→ **Exercise task**:
Output the full material exactly as it appears here.

→ **Provided data**:

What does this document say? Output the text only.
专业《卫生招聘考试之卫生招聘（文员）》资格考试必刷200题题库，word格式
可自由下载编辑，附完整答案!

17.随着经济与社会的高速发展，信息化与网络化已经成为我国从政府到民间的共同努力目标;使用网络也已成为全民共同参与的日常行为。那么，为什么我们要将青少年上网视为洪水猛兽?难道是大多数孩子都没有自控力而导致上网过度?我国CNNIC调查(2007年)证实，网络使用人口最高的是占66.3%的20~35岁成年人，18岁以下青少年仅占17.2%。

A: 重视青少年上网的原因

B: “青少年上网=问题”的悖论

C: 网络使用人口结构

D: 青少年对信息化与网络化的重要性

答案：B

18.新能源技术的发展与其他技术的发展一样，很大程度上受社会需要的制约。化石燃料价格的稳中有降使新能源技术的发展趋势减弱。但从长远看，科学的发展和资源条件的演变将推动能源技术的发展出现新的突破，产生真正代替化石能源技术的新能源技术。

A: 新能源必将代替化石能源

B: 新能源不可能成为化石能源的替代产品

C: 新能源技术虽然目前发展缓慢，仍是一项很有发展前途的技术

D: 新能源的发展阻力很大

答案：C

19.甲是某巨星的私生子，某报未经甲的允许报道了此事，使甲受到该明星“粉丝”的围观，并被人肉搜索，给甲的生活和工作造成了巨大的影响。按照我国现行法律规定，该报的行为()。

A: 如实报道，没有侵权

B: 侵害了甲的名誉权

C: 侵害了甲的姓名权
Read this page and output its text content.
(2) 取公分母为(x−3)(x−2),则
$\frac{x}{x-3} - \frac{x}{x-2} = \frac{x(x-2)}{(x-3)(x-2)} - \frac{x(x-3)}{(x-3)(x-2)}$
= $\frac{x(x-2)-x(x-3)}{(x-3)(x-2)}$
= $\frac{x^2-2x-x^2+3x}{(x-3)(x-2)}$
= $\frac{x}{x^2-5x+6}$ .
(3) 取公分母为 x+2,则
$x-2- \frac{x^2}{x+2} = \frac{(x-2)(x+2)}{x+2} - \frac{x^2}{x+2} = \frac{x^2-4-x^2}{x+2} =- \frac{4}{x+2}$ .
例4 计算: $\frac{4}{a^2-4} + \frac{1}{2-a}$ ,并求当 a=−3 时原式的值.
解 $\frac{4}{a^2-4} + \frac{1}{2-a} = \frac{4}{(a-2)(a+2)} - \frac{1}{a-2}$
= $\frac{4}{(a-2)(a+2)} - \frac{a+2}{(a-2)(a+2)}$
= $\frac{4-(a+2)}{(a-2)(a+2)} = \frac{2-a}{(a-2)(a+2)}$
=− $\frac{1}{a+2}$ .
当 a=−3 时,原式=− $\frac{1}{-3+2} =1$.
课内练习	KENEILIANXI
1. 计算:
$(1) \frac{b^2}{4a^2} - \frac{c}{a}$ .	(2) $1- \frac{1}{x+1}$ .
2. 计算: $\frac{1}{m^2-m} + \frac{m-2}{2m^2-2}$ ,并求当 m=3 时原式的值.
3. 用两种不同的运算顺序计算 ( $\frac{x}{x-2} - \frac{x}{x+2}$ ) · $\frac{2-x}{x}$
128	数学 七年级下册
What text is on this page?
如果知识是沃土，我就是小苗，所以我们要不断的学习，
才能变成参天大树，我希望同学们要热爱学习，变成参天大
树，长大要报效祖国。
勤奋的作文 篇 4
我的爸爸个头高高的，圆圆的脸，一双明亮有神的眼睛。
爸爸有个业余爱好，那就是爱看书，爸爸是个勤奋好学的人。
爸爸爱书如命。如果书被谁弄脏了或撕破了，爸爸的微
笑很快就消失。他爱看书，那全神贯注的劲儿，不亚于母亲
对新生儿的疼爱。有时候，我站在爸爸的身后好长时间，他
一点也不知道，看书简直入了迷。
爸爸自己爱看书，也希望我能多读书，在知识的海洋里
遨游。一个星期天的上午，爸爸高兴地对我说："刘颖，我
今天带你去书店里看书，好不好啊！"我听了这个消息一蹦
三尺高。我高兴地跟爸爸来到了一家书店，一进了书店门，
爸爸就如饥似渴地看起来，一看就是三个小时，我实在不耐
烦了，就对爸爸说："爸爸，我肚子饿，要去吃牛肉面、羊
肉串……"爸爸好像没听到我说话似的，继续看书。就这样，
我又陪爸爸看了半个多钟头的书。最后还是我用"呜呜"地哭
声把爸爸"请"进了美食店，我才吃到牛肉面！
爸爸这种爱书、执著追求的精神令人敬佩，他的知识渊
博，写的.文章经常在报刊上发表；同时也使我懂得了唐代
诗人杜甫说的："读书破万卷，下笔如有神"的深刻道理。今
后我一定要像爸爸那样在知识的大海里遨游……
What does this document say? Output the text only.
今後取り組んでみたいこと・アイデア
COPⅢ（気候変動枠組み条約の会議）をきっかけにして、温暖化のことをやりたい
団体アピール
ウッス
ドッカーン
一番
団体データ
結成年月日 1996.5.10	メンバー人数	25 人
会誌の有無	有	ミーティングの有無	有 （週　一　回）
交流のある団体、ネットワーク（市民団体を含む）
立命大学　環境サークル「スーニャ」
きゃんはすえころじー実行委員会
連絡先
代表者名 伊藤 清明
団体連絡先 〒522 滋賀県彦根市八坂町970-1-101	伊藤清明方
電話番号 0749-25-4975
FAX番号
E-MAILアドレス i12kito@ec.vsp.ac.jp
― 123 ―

→ **Task result**:
What does this document say? Output the text only.
专业《卫生招聘考试之卫生招聘（文员）》资格考试必刷200题题库，word格式
可自由下载编辑，附完整答案!

17.随着经济与社会的高速发展，信息化与网络化已经成为我国从政府到民间的共同努力目标;使用网络也已成为全民共同参与的日常行为。那么，为什么我们要将青少年上网视为洪水猛兽?难道是大多数孩子都没有自控力而导致上网过度?我国CNNIC调查(2007年)证实，网络使用人口最高的是占66.3%的20~35岁成年人，18岁以下青少年仅占17.2%。

A: 重视青少年上网的原因

B: “青少年上网=问题”的悖论

C: 网络使用人口结构

D: 青少年对信息化与网络化的重要性

答案：B

18.新能源技术的发展与其他技术的发展一样，很大程度上受社会需要的制约。化石燃料价格的稳中有降使新能源技术的发展趋势减弱。但从长远看，科学的发展和资源条件的演变将推动能源技术的发展出现新的突破，产生真正代替化石能源技术的新能源技术。

A: 新能源必将代替化石能源

B: 新能源不可能成为化石能源的替代产品

C: 新能源技术虽然目前发展缓慢，仍是一项很有发展前途的技术

D: 新能源的发展阻力很大

答案：C

19.甲是某巨星的私生子，某报未经甲的允许报道了此事，使甲受到该明星“粉丝”的围观，并被人肉搜索，给甲的生活和工作造成了巨大的影响。按照我国现行法律规定，该报的行为()。

A: 如实报道，没有侵权

B: 侵害了甲的名誉权

C: 侵害了甲的姓名权
Read this page and output its text content.
(2) 取公分母为(x−3)(x−2),则
$\frac{x}{x-3} - \frac{x}{x-2} = \frac{x(x-2)}{(x-3)(x-2)} - \frac{x(x-3)}{(x-3)(x-2)}$
= $\frac{x(x-2)-x(x-3)}{(x-3)(x-2)}$
= $\frac{x^2-2x-x^2+3x}{(x-3)(x-2)}$
= $\frac{x}{x^2-5x+6}$ .
(3) 取公分母为 x+2,则
$x-2- \frac{x^2}{x+2} = \frac{(x-2)(x+2)}{x+2} - \frac{x^2}{x+2} = \frac{x^2-4-x^2}{x+2} =- \frac{4}{x+2}$ .
例4 计算: $\frac{4}{a^2-4} + \frac{1}{2-a}$ ,并求当 a=−3 时原式的值.
解 $\frac{4}{a^2-4} + \frac{1}{2-a} = \frac{4}{(a-2)(a+2)} - \frac{1}{a-2}$
= $\frac{4}{(a-2)(a+2)} - \frac{a+2}{(a-2)(a+2)}$
= $\frac{4-(a+2)}{(a-2)(a+2)} = \frac{2-a}{(a-2)(a+2)}$
=− $\frac{1}{a+2}$ .
当 a=−3 时,原式=− $\frac{1}{-3+2} =1$.
课内练习	KENEILIANXI
1. 计算:
$(1) \frac{b^2}{4a^2} - \frac{c}{a}$ .	(2) $1- \frac{1}{x+1}$ .
2. 计算: $\frac{1}{m^2-m} + \frac{m-2}{2m^2-2}$ ,并求当 m=3 时原式的值.
3. 用两种不同的运算顺序计算 ( $\frac{x}{x-2} - \frac{x}{x+2}$ ) · $\frac{2-x}{x}$
128	数学 七年级下册
What text is on this page?
如果知识是沃土，我就是小苗，所以我们要不断的学习，
才能变成参天大树，我希望同学们要热爱学习，变成参天大
树，长大要报效祖国。
勤奋的作文 篇 4
我的爸爸个头高高的，圆圆的脸，一双明亮有神的眼睛。
爸爸有个业余爱好，那就是爱看书，爸爸是个勤奋好学的人。
爸爸爱书如命。如果书被谁弄脏了或撕破了，爸爸的微
笑很快就消失。他爱看书，那全神贯注的劲儿，不亚于母亲
对新生儿的疼爱。有时候，我站在爸爸的身后好长时间，他
一点也不知道，看书简直入了迷。
爸爸自己爱看书，也希望我能多读书，在知识的海洋里
遨游。一个星期天的上午，爸爸高兴地对我说："刘颖，我
今天带你去书店里看书，好不好啊！"我听了这个消息一蹦
三尺高。我高兴地跟爸爸来到了一家书店，一进了书店门，
爸爸就如饥似渴地看起来，一看就是三个小时，我实在不耐
烦了，就对爸爸说："爸爸，我肚子饿，要去吃牛肉面、羊
肉串……"爸爸好像没听到我说话似的，继续看书。就这样，
我又陪爸爸看了半个多钟头的书。最后还是我用"呜呜"地哭
声把爸爸"请"进了美食店，我才吃到牛肉面！
爸爸这种爱书、执著追求的精神令人敬佩，他的知识渊
博，写的.文章经常在报刊上发表；同时也使我懂得了唐代
诗人杜甫说的："读书破万卷，下笔如有神"的深刻道理。今
后我一定要像爸爸那样在知识的大海里遨游……
What does this document say? Output the text only.
今後取り組んでみたいこと・アイデア
COPⅢ（気候変動枠組み条約の会議）をきっかけにして、温暖化のことをやりたい
団体アピール
ウッス
ドッカーン
一番
団体データ
結成年月日 1996.5.10	メンバー人数	25 人
会誌の有無	有	ミーティングの有無	有 （週　一　回）
交流のある団体、ネットワーク（市民団体を含む）
立命大学　環境サークル「スーニャ」
きゃんはすえころじー実行委員会
連絡先
代表者名 伊藤 清明
団体連絡先 〒522 滋賀県彦根市八坂町970-1-101	伊藤清明方
電話番号 0749-25-4975
FAX番号
E-MAILアドレス i12kito@ec.vsp.ac.jp
― 123 ―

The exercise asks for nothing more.